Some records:

○ ○ ○

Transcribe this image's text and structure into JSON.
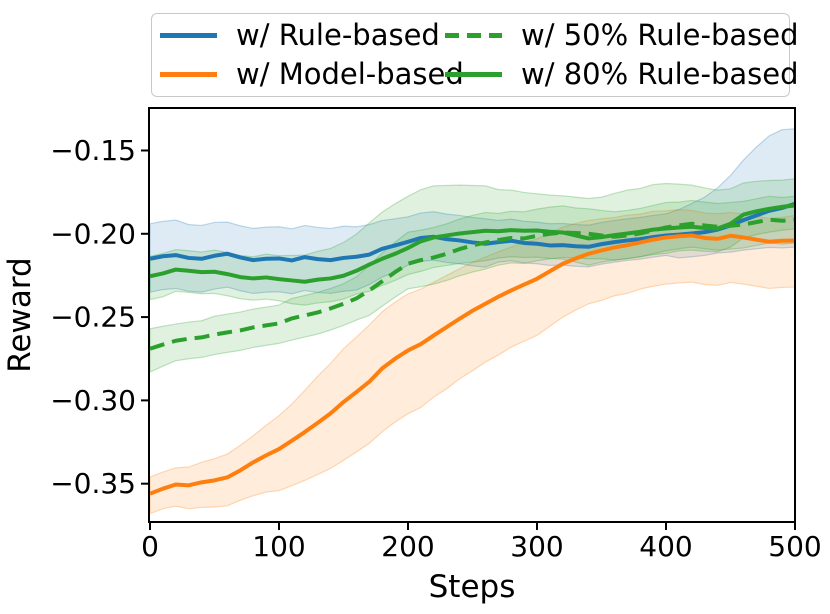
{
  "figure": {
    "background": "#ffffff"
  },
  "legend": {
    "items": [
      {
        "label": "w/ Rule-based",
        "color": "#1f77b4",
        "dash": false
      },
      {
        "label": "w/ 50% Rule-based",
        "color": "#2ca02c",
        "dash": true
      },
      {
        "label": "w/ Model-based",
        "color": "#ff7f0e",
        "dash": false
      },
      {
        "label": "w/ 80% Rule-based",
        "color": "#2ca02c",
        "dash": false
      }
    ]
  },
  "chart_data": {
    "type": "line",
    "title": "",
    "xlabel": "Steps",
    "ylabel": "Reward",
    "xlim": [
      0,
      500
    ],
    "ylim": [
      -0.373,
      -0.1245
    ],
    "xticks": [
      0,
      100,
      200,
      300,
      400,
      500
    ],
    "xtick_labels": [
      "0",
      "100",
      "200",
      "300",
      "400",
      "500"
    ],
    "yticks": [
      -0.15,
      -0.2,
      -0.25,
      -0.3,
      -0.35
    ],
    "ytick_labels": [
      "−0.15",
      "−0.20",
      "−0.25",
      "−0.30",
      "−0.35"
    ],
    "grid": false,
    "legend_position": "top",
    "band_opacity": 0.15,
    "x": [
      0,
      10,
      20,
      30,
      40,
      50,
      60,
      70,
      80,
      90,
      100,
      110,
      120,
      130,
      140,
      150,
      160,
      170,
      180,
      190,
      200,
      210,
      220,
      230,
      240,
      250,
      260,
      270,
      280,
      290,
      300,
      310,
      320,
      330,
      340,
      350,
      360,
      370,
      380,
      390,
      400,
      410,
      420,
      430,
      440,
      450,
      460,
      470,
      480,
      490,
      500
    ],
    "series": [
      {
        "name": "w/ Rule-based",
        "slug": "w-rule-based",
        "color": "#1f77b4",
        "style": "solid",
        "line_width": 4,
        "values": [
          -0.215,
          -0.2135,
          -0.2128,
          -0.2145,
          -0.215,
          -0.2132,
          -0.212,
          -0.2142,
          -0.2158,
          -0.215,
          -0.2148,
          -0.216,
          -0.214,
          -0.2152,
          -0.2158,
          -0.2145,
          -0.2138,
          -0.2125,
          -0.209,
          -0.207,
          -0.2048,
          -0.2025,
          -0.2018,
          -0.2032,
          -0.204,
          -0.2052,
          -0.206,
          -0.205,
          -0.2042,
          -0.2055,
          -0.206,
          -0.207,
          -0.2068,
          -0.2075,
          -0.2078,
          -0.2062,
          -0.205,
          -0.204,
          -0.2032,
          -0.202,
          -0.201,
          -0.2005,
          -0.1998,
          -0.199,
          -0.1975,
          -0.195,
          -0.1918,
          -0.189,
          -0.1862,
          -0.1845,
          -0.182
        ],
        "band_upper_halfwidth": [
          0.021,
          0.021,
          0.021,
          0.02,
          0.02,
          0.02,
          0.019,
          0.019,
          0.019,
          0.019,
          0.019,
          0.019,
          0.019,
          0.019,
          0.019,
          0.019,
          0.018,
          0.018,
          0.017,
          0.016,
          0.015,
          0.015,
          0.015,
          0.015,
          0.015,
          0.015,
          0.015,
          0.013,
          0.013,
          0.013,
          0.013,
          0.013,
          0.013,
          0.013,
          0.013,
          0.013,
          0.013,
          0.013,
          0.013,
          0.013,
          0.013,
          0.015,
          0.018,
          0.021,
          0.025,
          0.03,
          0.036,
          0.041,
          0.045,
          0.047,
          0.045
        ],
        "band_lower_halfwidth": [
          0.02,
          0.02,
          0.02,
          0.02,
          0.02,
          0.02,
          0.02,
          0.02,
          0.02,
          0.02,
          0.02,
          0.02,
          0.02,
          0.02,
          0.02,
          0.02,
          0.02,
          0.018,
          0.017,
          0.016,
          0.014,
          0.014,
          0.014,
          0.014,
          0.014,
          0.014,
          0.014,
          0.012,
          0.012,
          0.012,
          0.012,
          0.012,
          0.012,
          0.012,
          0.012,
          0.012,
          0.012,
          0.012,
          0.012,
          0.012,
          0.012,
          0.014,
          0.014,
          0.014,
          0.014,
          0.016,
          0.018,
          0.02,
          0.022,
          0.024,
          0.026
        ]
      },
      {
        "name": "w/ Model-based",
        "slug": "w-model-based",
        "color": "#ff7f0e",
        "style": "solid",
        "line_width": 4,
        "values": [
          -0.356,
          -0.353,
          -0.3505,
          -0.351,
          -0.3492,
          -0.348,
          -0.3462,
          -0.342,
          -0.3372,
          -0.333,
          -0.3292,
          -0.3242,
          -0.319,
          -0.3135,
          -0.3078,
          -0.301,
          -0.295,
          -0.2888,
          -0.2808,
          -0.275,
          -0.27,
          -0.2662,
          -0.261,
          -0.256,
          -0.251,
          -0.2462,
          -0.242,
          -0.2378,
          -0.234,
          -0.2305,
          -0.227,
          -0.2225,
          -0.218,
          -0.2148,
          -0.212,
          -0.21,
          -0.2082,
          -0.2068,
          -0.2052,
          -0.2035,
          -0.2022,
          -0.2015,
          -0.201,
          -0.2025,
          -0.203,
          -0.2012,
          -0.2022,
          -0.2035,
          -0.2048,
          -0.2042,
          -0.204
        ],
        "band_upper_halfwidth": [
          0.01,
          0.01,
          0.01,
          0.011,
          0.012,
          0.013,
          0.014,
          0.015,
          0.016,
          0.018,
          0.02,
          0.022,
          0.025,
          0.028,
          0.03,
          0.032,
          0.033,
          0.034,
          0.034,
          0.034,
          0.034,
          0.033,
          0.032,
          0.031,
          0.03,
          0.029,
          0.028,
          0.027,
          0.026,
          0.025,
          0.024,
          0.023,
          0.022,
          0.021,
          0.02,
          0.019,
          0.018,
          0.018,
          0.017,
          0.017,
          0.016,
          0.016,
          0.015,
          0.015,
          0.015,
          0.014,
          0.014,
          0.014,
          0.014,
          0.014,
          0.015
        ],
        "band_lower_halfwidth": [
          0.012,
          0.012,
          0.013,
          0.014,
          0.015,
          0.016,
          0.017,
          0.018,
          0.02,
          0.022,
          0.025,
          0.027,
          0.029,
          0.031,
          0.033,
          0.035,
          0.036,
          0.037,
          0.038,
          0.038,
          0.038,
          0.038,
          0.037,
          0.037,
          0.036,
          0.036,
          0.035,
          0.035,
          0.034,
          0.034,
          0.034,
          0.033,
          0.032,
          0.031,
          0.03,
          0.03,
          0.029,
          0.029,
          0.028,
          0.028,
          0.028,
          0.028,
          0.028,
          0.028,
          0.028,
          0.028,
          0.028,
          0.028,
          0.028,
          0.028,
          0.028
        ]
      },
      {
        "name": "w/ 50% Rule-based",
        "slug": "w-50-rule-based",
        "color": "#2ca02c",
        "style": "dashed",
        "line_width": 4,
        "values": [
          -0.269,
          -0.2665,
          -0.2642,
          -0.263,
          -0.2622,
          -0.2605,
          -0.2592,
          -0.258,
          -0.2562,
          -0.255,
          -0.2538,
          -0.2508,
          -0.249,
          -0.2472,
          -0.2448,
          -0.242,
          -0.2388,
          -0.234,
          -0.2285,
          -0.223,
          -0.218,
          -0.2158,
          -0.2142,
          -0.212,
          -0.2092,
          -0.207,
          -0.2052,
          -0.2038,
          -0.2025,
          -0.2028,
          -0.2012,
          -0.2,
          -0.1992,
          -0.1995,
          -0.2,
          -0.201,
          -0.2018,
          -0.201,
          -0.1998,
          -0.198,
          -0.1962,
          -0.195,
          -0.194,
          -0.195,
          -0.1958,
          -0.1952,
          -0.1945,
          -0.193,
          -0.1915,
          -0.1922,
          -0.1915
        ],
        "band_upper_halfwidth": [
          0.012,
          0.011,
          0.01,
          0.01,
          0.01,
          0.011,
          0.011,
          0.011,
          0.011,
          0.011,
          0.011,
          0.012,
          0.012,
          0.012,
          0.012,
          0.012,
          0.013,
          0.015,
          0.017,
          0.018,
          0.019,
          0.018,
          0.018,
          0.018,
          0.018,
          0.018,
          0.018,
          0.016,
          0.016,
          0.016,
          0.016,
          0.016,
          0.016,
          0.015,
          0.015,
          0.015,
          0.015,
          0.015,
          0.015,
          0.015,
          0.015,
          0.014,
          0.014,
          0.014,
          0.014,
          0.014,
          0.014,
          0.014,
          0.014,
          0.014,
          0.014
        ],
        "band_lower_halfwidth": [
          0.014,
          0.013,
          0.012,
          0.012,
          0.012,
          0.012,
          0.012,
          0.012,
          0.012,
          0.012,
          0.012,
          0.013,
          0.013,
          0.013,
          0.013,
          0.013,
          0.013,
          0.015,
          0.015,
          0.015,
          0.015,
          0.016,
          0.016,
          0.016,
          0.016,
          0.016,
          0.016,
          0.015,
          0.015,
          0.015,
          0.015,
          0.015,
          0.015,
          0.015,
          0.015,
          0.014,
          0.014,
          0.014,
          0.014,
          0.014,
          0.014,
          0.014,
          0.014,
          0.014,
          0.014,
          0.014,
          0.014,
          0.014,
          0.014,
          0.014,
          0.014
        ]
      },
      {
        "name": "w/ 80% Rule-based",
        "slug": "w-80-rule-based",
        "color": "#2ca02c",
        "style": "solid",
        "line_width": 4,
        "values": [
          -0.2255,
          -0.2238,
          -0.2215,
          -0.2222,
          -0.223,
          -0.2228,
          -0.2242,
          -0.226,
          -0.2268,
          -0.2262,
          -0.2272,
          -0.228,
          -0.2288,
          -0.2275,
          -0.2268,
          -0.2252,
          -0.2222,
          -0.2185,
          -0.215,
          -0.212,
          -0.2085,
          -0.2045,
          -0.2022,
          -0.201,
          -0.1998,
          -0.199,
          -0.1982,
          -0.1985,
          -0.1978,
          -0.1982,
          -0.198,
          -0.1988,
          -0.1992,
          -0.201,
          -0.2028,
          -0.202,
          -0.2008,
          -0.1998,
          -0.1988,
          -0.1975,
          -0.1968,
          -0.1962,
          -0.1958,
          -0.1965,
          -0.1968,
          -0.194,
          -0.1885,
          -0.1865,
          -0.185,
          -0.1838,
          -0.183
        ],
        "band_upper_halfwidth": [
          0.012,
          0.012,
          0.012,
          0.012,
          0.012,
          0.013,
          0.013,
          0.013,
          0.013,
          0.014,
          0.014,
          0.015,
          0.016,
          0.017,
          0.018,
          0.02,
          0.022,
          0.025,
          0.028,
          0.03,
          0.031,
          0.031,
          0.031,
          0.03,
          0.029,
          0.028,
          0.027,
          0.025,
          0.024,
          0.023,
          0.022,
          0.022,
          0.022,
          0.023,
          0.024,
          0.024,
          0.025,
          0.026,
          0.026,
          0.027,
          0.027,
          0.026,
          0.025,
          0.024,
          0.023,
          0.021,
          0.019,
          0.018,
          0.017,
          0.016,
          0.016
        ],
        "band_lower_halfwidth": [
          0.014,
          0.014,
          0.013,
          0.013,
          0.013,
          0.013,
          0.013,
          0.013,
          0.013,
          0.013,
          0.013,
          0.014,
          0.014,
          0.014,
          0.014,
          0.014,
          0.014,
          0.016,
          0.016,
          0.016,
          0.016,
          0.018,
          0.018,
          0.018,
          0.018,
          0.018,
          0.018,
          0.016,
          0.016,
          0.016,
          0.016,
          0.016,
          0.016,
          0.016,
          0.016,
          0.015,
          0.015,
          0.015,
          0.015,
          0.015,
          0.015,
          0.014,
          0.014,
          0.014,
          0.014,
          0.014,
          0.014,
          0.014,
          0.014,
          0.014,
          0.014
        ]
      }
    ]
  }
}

○ ○ ○

§ **GIVEN INSTRUCTION**
Go through the listing above and list every line that has the word "based".

§ **OUTPUT BELOW**
        "label": "w/ Rule-based",
        "label": "w/ 50% Rule-based",
        "label": "w/ Model-based",
        "label": "w/ 80% Rule-based",
        "name": "w/ Rule-based",
        "slug": "w-rule-based",
        "name": "w/ Model-based",
        "slug": "w-model-based",
        "name": "w/ 50% Rule-based",
        "slug": "w-50-rule-based",
        "name": "w/ 80% Rule-based",
        "slug": "w-80-rule-based",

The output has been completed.